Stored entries
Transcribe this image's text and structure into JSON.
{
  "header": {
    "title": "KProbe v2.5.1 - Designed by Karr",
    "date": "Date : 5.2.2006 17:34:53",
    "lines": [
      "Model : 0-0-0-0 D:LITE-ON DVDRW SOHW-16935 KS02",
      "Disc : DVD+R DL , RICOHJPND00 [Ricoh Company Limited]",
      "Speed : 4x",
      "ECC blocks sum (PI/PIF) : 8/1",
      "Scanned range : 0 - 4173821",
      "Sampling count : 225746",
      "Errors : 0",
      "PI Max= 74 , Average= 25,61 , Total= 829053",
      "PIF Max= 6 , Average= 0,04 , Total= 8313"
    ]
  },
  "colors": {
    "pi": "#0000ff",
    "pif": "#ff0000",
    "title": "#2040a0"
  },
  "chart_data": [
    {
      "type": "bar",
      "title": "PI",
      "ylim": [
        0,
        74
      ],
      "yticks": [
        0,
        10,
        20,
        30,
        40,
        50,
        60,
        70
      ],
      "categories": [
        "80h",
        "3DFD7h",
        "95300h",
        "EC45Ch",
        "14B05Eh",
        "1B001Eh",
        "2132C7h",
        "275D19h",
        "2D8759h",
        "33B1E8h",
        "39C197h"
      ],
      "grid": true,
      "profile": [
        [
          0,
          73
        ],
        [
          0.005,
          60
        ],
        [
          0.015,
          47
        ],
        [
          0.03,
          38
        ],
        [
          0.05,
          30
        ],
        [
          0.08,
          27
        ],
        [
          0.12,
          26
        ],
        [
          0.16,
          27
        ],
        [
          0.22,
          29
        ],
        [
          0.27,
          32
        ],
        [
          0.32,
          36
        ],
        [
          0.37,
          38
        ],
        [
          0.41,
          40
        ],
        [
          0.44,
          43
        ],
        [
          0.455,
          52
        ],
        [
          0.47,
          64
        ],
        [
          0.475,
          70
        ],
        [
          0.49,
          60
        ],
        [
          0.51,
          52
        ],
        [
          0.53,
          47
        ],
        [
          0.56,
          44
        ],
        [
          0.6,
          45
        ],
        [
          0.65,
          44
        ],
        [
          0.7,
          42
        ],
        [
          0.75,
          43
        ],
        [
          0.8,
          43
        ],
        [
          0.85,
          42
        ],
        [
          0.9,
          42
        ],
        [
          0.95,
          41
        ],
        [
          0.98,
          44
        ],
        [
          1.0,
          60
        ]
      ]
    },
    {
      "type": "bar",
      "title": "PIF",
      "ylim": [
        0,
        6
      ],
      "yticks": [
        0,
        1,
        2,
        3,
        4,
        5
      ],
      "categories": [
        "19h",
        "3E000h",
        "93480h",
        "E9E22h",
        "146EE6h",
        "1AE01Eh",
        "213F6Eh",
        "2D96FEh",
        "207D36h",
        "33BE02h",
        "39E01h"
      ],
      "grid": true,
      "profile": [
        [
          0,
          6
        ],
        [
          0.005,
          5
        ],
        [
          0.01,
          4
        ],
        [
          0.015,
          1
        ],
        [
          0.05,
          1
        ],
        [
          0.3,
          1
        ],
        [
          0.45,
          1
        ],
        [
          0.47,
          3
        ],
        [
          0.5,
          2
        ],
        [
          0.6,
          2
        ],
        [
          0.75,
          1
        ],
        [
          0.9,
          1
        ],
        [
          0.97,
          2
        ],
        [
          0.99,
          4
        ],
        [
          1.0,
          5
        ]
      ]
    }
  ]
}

=== Given instruction ===
Retype the listing exactly, in full.

=== Exercise response ===
Transcribe this image's text and structure into JSON.
{
  "header": {
    "title": "KProbe v2.5.1 - Designed by Karr",
    "date": "Date : 5.2.2006 17:34:53",
    "lines": [
      "Model : 0-0-0-0 D:LITE-ON DVDRW SOHW-16935 KS02",
      "Disc : DVD+R DL , RICOHJPND00 [Ricoh Company Limited]",
      "Speed : 4x",
      "ECC blocks sum (PI/PIF) : 8/1",
      "Scanned range : 0 - 4173821",
      "Sampling count : 225746",
      "Errors : 0",
      "PI Max= 74 , Average= 25,61 , Total= 829053",
      "PIF Max= 6 , Average= 0,04 , Total= 8313"
    ]
  },
  "colors": {
    "pi": "#0000ff",
    "pif": "#ff0000",
    "title": "#2040a0"
  },
  "chart_data": [
    {
      "type": "bar",
      "title": "PI",
      "ylim": [
        0,
        74
      ],
      "yticks": [
        0,
        10,
        20,
        30,
        40,
        50,
        60,
        70
      ],
      "categories": [
        "80h",
        "3DFD7h",
        "95300h",
        "EC45Ch",
        "14B05Eh",
        "1B001Eh",
        "2132C7h",
        "275D19h",
        "2D8759h",
        "33B1E8h",
        "39C197h"
      ],
      "grid": true,
      "profile": [
        [
          0,
          73
        ],
        [
          0.005,
          60
        ],
        [
          0.015,
          47
        ],
        [
          0.03,
          38
        ],
        [
          0.05,
          30
        ],
        [
          0.08,
          27
        ],
        [
          0.12,
          26
        ],
        [
          0.16,
          27
        ],
        [
          0.22,
          29
        ],
        [
          0.27,
          32
        ],
        [
          0.32,
          36
        ],
        [
          0.37,
          38
        ],
        [
          0.41,
          40
        ],
        [
          0.44,
          43
        ],
        [
          0.455,
          52
        ],
        [
          0.47,
          64
        ],
        [
          0.475,
          70
        ],
        [
          0.49,
          60
        ],
        [
          0.51,
          52
        ],
        [
          0.53,
          47
        ],
        [
          0.56,
          44
        ],
        [
          0.6,
          45
        ],
        [
          0.65,
          44
        ],
        [
          0.7,
          42
        ],
        [
          0.75,
          43
        ],
        [
          0.8,
          43
        ],
        [
          0.85,
          42
        ],
        [
          0.9,
          42
        ],
        [
          0.95,
          41
        ],
        [
          0.98,
          44
        ],
        [
          1.0,
          60
        ]
      ]
    },
    {
      "type": "bar",
      "title": "PIF",
      "ylim": [
        0,
        6
      ],
      "yticks": [
        0,
        1,
        2,
        3,
        4,
        5
      ],
      "categories": [
        "19h",
        "3E000h",
        "93480h",
        "E9E22h",
        "146EE6h",
        "1AE01Eh",
        "213F6Eh",
        "2D96FEh",
        "207D36h",
        "33BE02h",
        "39E01h"
      ],
      "grid": true,
      "profile": [
        [
          0,
          6
        ],
        [
          0.005,
          5
        ],
        [
          0.01,
          4
        ],
        [
          0.015,
          1
        ],
        [
          0.05,
          1
        ],
        [
          0.3,
          1
        ],
        [
          0.45,
          1
        ],
        [
          0.47,
          3
        ],
        [
          0.5,
          2
        ],
        [
          0.6,
          2
        ],
        [
          0.75,
          1
        ],
        [
          0.9,
          1
        ],
        [
          0.97,
          2
        ],
        [
          0.99,
          4
        ],
        [
          1.0,
          5
        ]
      ]
    }
  ]
}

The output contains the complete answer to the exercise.